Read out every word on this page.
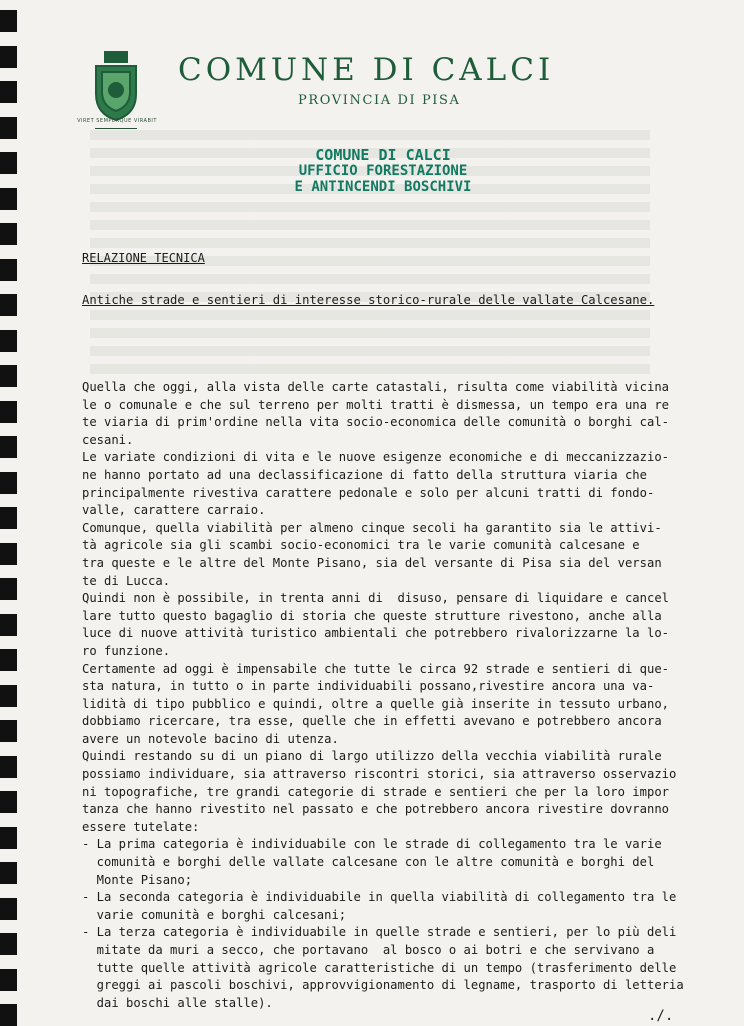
VIRET SEMPERQUE VIRABIT
COMUNE DI CALCI
PROVINCIA DI PISA
COMUNE DI CALCI
UFFICIO FORESTAZIONE
E ANTINCENDI BOSCHIVI
RELAZIONE TECNICA
Antiche strade e sentieri di interesse storico-rurale delle vallate Calcesane.
Quella che oggi, alla vista delle carte catastali, risulta come viabilità vicina
le o comunale e che sul terreno per molti tratti è dismessa, un tempo era una re
te viaria di prim'ordine nella vita socio-economica delle comunità o borghi cal-
cesani.
Le variate condizioni di vita e le nuove esigenze economiche e di meccanizzazio-
ne hanno portato ad una declassificazione di fatto della struttura viaria che
principalmente rivestiva carattere pedonale e solo per alcuni tratti di fondo-
valle, carattere carraio.
Comunque, quella viabilità per almeno cinque secoli ha garantito sia le attivi-
tà agricole sia gli scambi socio-economici tra le varie comunità calcesane e
tra queste e le altre del Monte Pisano, sia del versante di Pisa sia del versan
te di Lucca.
Quindi non è possibile, in trenta anni di  disuso, pensare di liquidare e cancel
lare tutto questo bagaglio di storia che queste strutture rivestono, anche alla
luce di nuove attività turistico ambientali che potrebbero rivalorizzarne la lo-
ro funzione.
Certamente ad oggi è impensabile che tutte le circa 92 strade e sentieri di que-
sta natura, in tutto o in parte individuabili possano,rivestire ancora una va-
lidità di tipo pubblico e quindi, oltre a quelle già inserite in tessuto urbano,
dobbiamo ricercare, tra esse, quelle che in effetti avevano e potrebbero ancora
avere un notevole bacino di utenza.
Quindi restando su di un piano di largo utilizzo della vecchia viabilità rurale
possiamo individuare, sia attraverso riscontri storici, sia attraverso osservazio
ni topografiche, tre grandi categorie di strade e sentieri che per la loro impor
tanza che hanno rivestito nel passato e che potrebbero ancora rivestire dovranno
essere tutelate:
- La prima categoria è individuabile con le strade di collegamento tra le varie
comunità e borghi delle vallate calcesane con le altre comunità e borghi del
Monte Pisano;
- La seconda categoria è individuabile in quella viabilità di collegamento tra le
varie comunità e borghi calcesani;
- La terza categoria è individuabile in quelle strade e sentieri, per lo più deli
mitate da muri a secco, che portavano  al bosco o ai botri e che servivano a
tutte quelle attività agricole caratteristiche di un tempo (trasferimento delle
greggi ai pascoli boschivi, approvvigionamento di legname, trasporto di letteria
dai boschi alle stalle).
./.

Task instructions: Out of the records, collect only those lines that contain the string "varie".

Exercise output:
tà agricole sia gli scambi socio-economici tra le varie comunità calcesane e
- La prima categoria è individuabile con le strade di collegamento tra le varie
varie comunità e borghi calcesani;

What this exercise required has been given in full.